MATERIAL SHOWN:
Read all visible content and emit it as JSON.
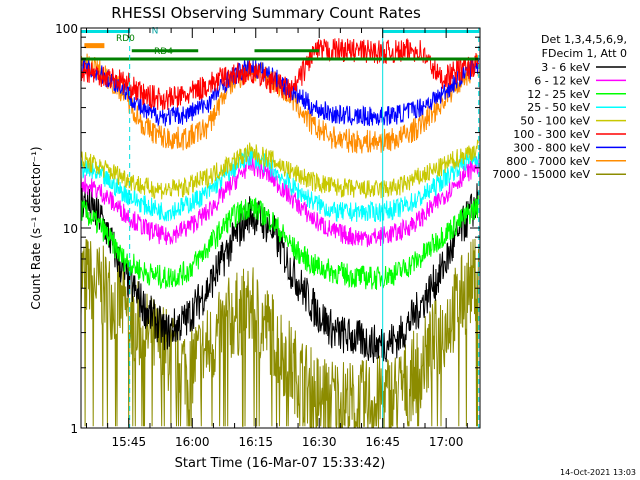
{
  "chart_data": {
    "type": "line",
    "title": "RHESSI Observing Summary Count Rates",
    "xlabel": "Start Time (16-Mar-07 15:33:42)",
    "ylabel": "Count Rate (s⁻¹ detector⁻¹)",
    "xlim": [
      "15:33:42",
      "17:08:00"
    ],
    "ylim": [
      1,
      100
    ],
    "yscale": "log",
    "x_ticks": [
      "15:45",
      "16:00",
      "16:15",
      "16:30",
      "16:45",
      "17:00"
    ],
    "y_ticks": [
      "1",
      "10",
      "100"
    ],
    "legend_header": [
      "Det 1,3,4,5,6,9,",
      "FDecim 1, Att 0"
    ],
    "legend_position": "right",
    "footer": "14-Oct-2021 13:03",
    "annotations": [
      "RD0",
      "N",
      "RD4"
    ],
    "series": [
      {
        "name": "3 - 6 keV",
        "color": "#000000",
        "values": [
          [
            0,
            14
          ],
          [
            5,
            11
          ],
          [
            10,
            6
          ],
          [
            15,
            4
          ],
          [
            20,
            3
          ],
          [
            25,
            3.5
          ],
          [
            30,
            5
          ],
          [
            35,
            8
          ],
          [
            40,
            12
          ],
          [
            45,
            10
          ],
          [
            50,
            6
          ],
          [
            55,
            4
          ],
          [
            60,
            3
          ],
          [
            65,
            2.8
          ],
          [
            70,
            2.6
          ],
          [
            75,
            2.8
          ],
          [
            80,
            4
          ],
          [
            85,
            6
          ],
          [
            90,
            10
          ],
          [
            94,
            14
          ]
        ]
      },
      {
        "name": "6 - 12 keV",
        "color": "#ff00ff",
        "values": [
          [
            0,
            17
          ],
          [
            5,
            15
          ],
          [
            10,
            12
          ],
          [
            15,
            10
          ],
          [
            20,
            9
          ],
          [
            25,
            10
          ],
          [
            30,
            12
          ],
          [
            35,
            16
          ],
          [
            40,
            21
          ],
          [
            45,
            18
          ],
          [
            50,
            14
          ],
          [
            55,
            11
          ],
          [
            60,
            9.5
          ],
          [
            65,
            9
          ],
          [
            70,
            9
          ],
          [
            75,
            9.5
          ],
          [
            80,
            11
          ],
          [
            85,
            14
          ],
          [
            90,
            18
          ],
          [
            94,
            21
          ]
        ]
      },
      {
        "name": "12 - 25 keV",
        "color": "#00ff00",
        "values": [
          [
            0,
            12.5
          ],
          [
            5,
            10
          ],
          [
            10,
            7
          ],
          [
            15,
            6
          ],
          [
            20,
            5.6
          ],
          [
            25,
            6
          ],
          [
            30,
            8
          ],
          [
            35,
            11
          ],
          [
            40,
            13
          ],
          [
            45,
            11
          ],
          [
            50,
            8
          ],
          [
            55,
            6.5
          ],
          [
            60,
            6
          ],
          [
            65,
            5.7
          ],
          [
            70,
            5.6
          ],
          [
            75,
            6
          ],
          [
            80,
            7
          ],
          [
            85,
            9
          ],
          [
            90,
            11
          ],
          [
            94,
            13
          ]
        ]
      },
      {
        "name": "25 - 50 keV",
        "color": "#00ffff",
        "values": [
          [
            0,
            20
          ],
          [
            5,
            18
          ],
          [
            10,
            15
          ],
          [
            15,
            13
          ],
          [
            20,
            12
          ],
          [
            25,
            13
          ],
          [
            30,
            15
          ],
          [
            35,
            19
          ],
          [
            40,
            23
          ],
          [
            45,
            20
          ],
          [
            50,
            16
          ],
          [
            55,
            13.5
          ],
          [
            60,
            12
          ],
          [
            65,
            12
          ],
          [
            70,
            12
          ],
          [
            75,
            12.5
          ],
          [
            80,
            14
          ],
          [
            85,
            17
          ],
          [
            90,
            21
          ],
          [
            94,
            23
          ]
        ]
      },
      {
        "name": "50 - 100 keV",
        "color": "#c8c800",
        "values": [
          [
            0,
            22
          ],
          [
            5,
            20
          ],
          [
            10,
            18
          ],
          [
            15,
            16
          ],
          [
            20,
            15.5
          ],
          [
            25,
            16
          ],
          [
            30,
            18
          ],
          [
            35,
            21
          ],
          [
            40,
            24
          ],
          [
            45,
            22
          ],
          [
            50,
            19
          ],
          [
            55,
            17
          ],
          [
            60,
            16
          ],
          [
            65,
            15.6
          ],
          [
            70,
            15.5
          ],
          [
            75,
            16
          ],
          [
            80,
            18
          ],
          [
            85,
            20
          ],
          [
            90,
            23
          ],
          [
            94,
            25
          ]
        ]
      },
      {
        "name": "100 - 300 keV",
        "color": "#ff0000",
        "values": [
          [
            0,
            62
          ],
          [
            5,
            58
          ],
          [
            10,
            54
          ],
          [
            15,
            46
          ],
          [
            20,
            44
          ],
          [
            25,
            46
          ],
          [
            30,
            52
          ],
          [
            35,
            58
          ],
          [
            40,
            60
          ],
          [
            45,
            54
          ],
          [
            50,
            48
          ],
          [
            55,
            76
          ],
          [
            60,
            78
          ],
          [
            65,
            77
          ],
          [
            70,
            76
          ],
          [
            75,
            76
          ],
          [
            80,
            78
          ],
          [
            85,
            56
          ],
          [
            90,
            62
          ],
          [
            94,
            66
          ]
        ]
      },
      {
        "name": "300 - 800 keV",
        "color": "#0000ff",
        "values": [
          [
            0,
            64
          ],
          [
            5,
            58
          ],
          [
            10,
            50
          ],
          [
            15,
            38
          ],
          [
            20,
            36
          ],
          [
            25,
            37
          ],
          [
            30,
            42
          ],
          [
            35,
            56
          ],
          [
            40,
            64
          ],
          [
            45,
            58
          ],
          [
            50,
            48
          ],
          [
            55,
            40
          ],
          [
            60,
            37
          ],
          [
            65,
            36
          ],
          [
            70,
            36
          ],
          [
            75,
            37
          ],
          [
            80,
            40
          ],
          [
            85,
            46
          ],
          [
            90,
            58
          ],
          [
            94,
            66
          ]
        ]
      },
      {
        "name": "800 - 7000 keV",
        "color": "#ff8c00",
        "values": [
          [
            0,
            68
          ],
          [
            5,
            60
          ],
          [
            10,
            48
          ],
          [
            15,
            32
          ],
          [
            20,
            28
          ],
          [
            25,
            28
          ],
          [
            30,
            32
          ],
          [
            35,
            52
          ],
          [
            40,
            62
          ],
          [
            45,
            56
          ],
          [
            50,
            44
          ],
          [
            55,
            32
          ],
          [
            60,
            28
          ],
          [
            65,
            27
          ],
          [
            70,
            27
          ],
          [
            75,
            28
          ],
          [
            80,
            32
          ],
          [
            85,
            42
          ],
          [
            90,
            56
          ],
          [
            94,
            66
          ]
        ]
      },
      {
        "name": "7000 - 15000 keV",
        "color": "#8c8c00",
        "values": [
          [
            0,
            6
          ],
          [
            5,
            5
          ],
          [
            10,
            4
          ],
          [
            15,
            3
          ],
          [
            20,
            2.5
          ],
          [
            25,
            2
          ],
          [
            30,
            2.5
          ],
          [
            35,
            3.5
          ],
          [
            40,
            4
          ],
          [
            45,
            3
          ],
          [
            50,
            2
          ],
          [
            55,
            1.5
          ],
          [
            60,
            1.4
          ],
          [
            65,
            1.3
          ],
          [
            70,
            1.4
          ],
          [
            75,
            1.5
          ],
          [
            80,
            2
          ],
          [
            85,
            3
          ],
          [
            90,
            4.5
          ],
          [
            94,
            6
          ]
        ]
      }
    ]
  }
}
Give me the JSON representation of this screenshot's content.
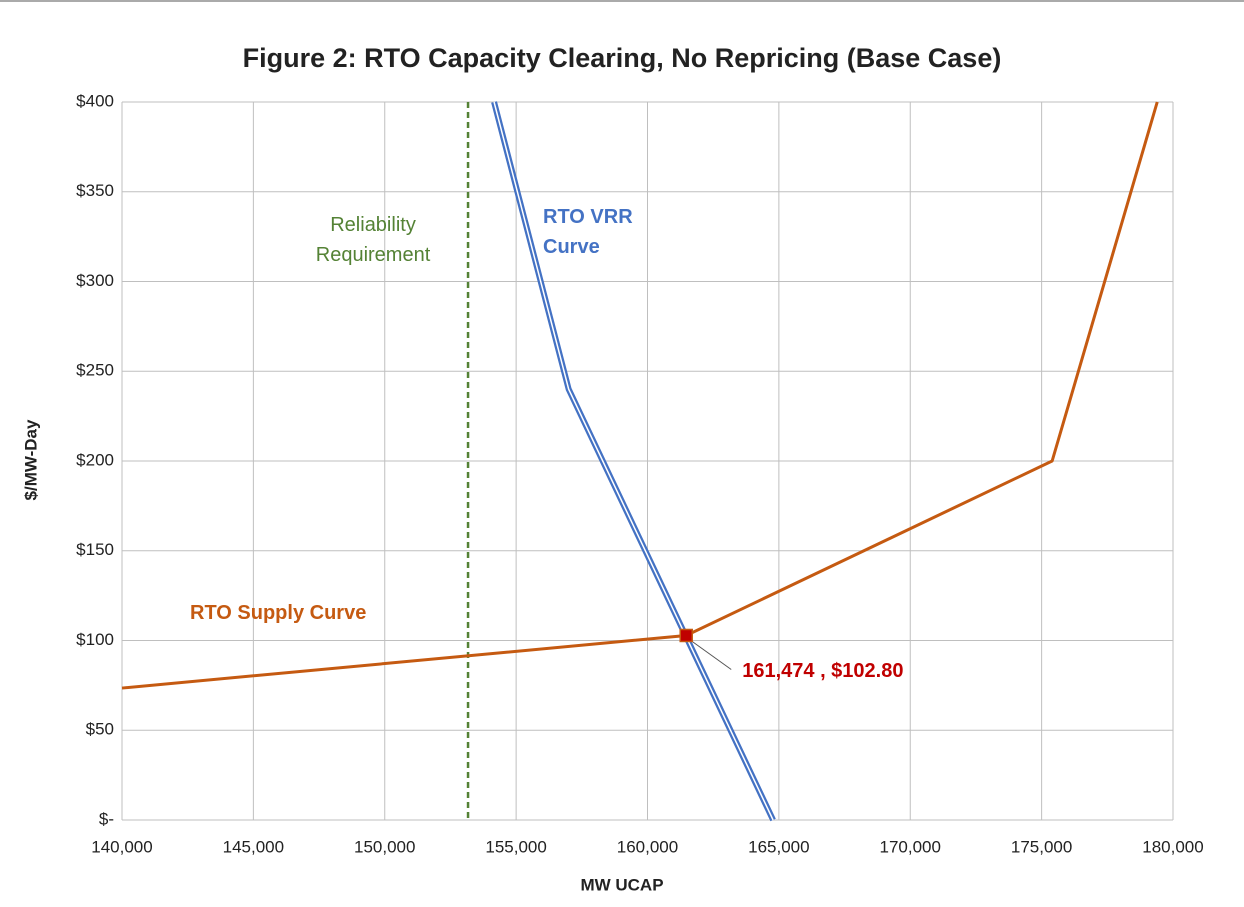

WRITTEN REQUEST: Copy the records above exactly, leaving out every picture.

COMPLETE RESPONSE:
Read all visible content and emit it as JSON.
{
  "chart_data": {
    "type": "line",
    "title": "RHESSI Observing Summary Count Rates",
    "xlabel": "Start Time (16-Mar-07 15:33:42)",
    "ylabel": "Count Rate (s⁻¹ detector⁻¹)",
    "xlim": [
      "15:33:42",
      "17:08:00"
    ],
    "ylim": [
      1,
      100
    ],
    "yscale": "log",
    "x_ticks": [
      "15:45",
      "16:00",
      "16:15",
      "16:30",
      "16:45",
      "17:00"
    ],
    "y_ticks": [
      "1",
      "10",
      "100"
    ],
    "legend_header": [
      "Det 1,3,4,5,6,9,",
      "FDecim 1, Att 0"
    ],
    "legend_position": "right",
    "footer": "14-Oct-2021 13:03",
    "annotations": [
      "RD0",
      "N",
      "RD4"
    ],
    "series": [
      {
        "name": "3 - 6 keV",
        "color": "#000000",
        "values": [
          [
            0,
            14
          ],
          [
            5,
            11
          ],
          [
            10,
            6
          ],
          [
            15,
            4
          ],
          [
            20,
            3
          ],
          [
            25,
            3.5
          ],
          [
            30,
            5
          ],
          [
            35,
            8
          ],
          [
            40,
            12
          ],
          [
            45,
            10
          ],
          [
            50,
            6
          ],
          [
            55,
            4
          ],
          [
            60,
            3
          ],
          [
            65,
            2.8
          ],
          [
            70,
            2.6
          ],
          [
            75,
            2.8
          ],
          [
            80,
            4
          ],
          [
            85,
            6
          ],
          [
            90,
            10
          ],
          [
            94,
            14
          ]
        ]
      },
      {
        "name": "6 - 12 keV",
        "color": "#ff00ff",
        "values": [
          [
            0,
            17
          ],
          [
            5,
            15
          ],
          [
            10,
            12
          ],
          [
            15,
            10
          ],
          [
            20,
            9
          ],
          [
            25,
            10
          ],
          [
            30,
            12
          ],
          [
            35,
            16
          ],
          [
            40,
            21
          ],
          [
            45,
            18
          ],
          [
            50,
            14
          ],
          [
            55,
            11
          ],
          [
            60,
            9.5
          ],
          [
            65,
            9
          ],
          [
            70,
            9
          ],
          [
            75,
            9.5
          ],
          [
            80,
            11
          ],
          [
            85,
            14
          ],
          [
            90,
            18
          ],
          [
            94,
            21
          ]
        ]
      },
      {
        "name": "12 - 25 keV",
        "color": "#00ff00",
        "values": [
          [
            0,
            12.5
          ],
          [
            5,
            10
          ],
          [
            10,
            7
          ],
          [
            15,
            6
          ],
          [
            20,
            5.6
          ],
          [
            25,
            6
          ],
          [
            30,
            8
          ],
          [
            35,
            11
          ],
          [
            40,
            13
          ],
          [
            45,
            11
          ],
          [
            50,
            8
          ],
          [
            55,
            6.5
          ],
          [
            60,
            6
          ],
          [
            65,
            5.7
          ],
          [
            70,
            5.6
          ],
          [
            75,
            6
          ],
          [
            80,
            7
          ],
          [
            85,
            9
          ],
          [
            90,
            11
          ],
          [
            94,
            13
          ]
        ]
      },
      {
        "name": "25 - 50 keV",
        "color": "#00ffff",
        "values": [
          [
            0,
            20
          ],
          [
            5,
            18
          ],
          [
            10,
            15
          ],
          [
            15,
            13
          ],
          [
            20,
            12
          ],
          [
            25,
            13
          ],
          [
            30,
            15
          ],
          [
            35,
            19
          ],
          [
            40,
            23
          ],
          [
            45,
            20
          ],
          [
            50,
            16
          ],
          [
            55,
            13.5
          ],
          [
            60,
            12
          ],
          [
            65,
            12
          ],
          [
            70,
            12
          ],
          [
            75,
            12.5
          ],
          [
            80,
            14
          ],
          [
            85,
            17
          ],
          [
            90,
            21
          ],
          [
            94,
            23
          ]
        ]
      },
      {
        "name": "50 - 100 keV",
        "color": "#c8c800",
        "values": [
          [
            0,
            22
          ],
          [
            5,
            20
          ],
          [
            10,
            18
          ],
          [
            15,
            16
          ],
          [
            20,
            15.5
          ],
          [
            25,
            16
          ],
          [
            30,
            18
          ],
          [
            35,
            21
          ],
          [
            40,
            24
          ],
          [
            45,
            22
          ],
          [
            50,
            19
          ],
          [
            55,
            17
          ],
          [
            60,
            16
          ],
          [
            65,
            15.6
          ],
          [
            70,
            15.5
          ],
          [
            75,
            16
          ],
          [
            80,
            18
          ],
          [
            85,
            20
          ],
          [
            90,
            23
          ],
          [
            94,
            25
          ]
        ]
      },
      {
        "name": "100 - 300 keV",
        "color": "#ff0000",
        "values": [
          [
            0,
            62
          ],
          [
            5,
            58
          ],
          [
            10,
            54
          ],
          [
            15,
            46
          ],
          [
            20,
            44
          ],
          [
            25,
            46
          ],
          [
            30,
            52
          ],
          [
            35,
            58
          ],
          [
            40,
            60
          ],
          [
            45,
            54
          ],
          [
            50,
            48
          ],
          [
            55,
            76
          ],
          [
            60,
            78
          ],
          [
            65,
            77
          ],
          [
            70,
            76
          ],
          [
            75,
            76
          ],
          [
            80,
            78
          ],
          [
            85,
            56
          ],
          [
            90,
            62
          ],
          [
            94,
            66
          ]
        ]
      },
      {
        "name": "300 - 800 keV",
        "color": "#0000ff",
        "values": [
          [
            0,
            64
          ],
          [
            5,
            58
          ],
          [
            10,
            50
          ],
          [
            15,
            38
          ],
          [
            20,
            36
          ],
          [
            25,
            37
          ],
          [
            30,
            42
          ],
          [
            35,
            56
          ],
          [
            40,
            64
          ],
          [
            45,
            58
          ],
          [
            50,
            48
          ],
          [
            55,
            40
          ],
          [
            60,
            37
          ],
          [
            65,
            36
          ],
          [
            70,
            36
          ],
          [
            75,
            37
          ],
          [
            80,
            40
          ],
          [
            85,
            46
          ],
          [
            90,
            58
          ],
          [
            94,
            66
          ]
        ]
      },
      {
        "name": "800 - 7000 keV",
        "color": "#ff8c00",
        "values": [
          [
            0,
            68
          ],
          [
            5,
            60
          ],
          [
            10,
            48
          ],
          [
            15,
            32
          ],
          [
            20,
            28
          ],
          [
            25,
            28
          ],
          [
            30,
            32
          ],
          [
            35,
            52
          ],
          [
            40,
            62
          ],
          [
            45,
            56
          ],
          [
            50,
            44
          ],
          [
            55,
            32
          ],
          [
            60,
            28
          ],
          [
            65,
            27
          ],
          [
            70,
            27
          ],
          [
            75,
            28
          ],
          [
            80,
            32
          ],
          [
            85,
            42
          ],
          [
            90,
            56
          ],
          [
            94,
            66
          ]
        ]
      },
      {
        "name": "7000 - 15000 keV",
        "color": "#8c8c00",
        "values": [
          [
            0,
            6
          ],
          [
            5,
            5
          ],
          [
            10,
            4
          ],
          [
            15,
            3
          ],
          [
            20,
            2.5
          ],
          [
            25,
            2
          ],
          [
            30,
            2.5
          ],
          [
            35,
            3.5
          ],
          [
            40,
            4
          ],
          [
            45,
            3
          ],
          [
            50,
            2
          ],
          [
            55,
            1.5
          ],
          [
            60,
            1.4
          ],
          [
            65,
            1.3
          ],
          [
            70,
            1.4
          ],
          [
            75,
            1.5
          ],
          [
            80,
            2
          ],
          [
            85,
            3
          ],
          [
            90,
            4.5
          ],
          [
            94,
            6
          ]
        ]
      }
    ]
  }
}
Give me the JSON representation of this screenshot's content.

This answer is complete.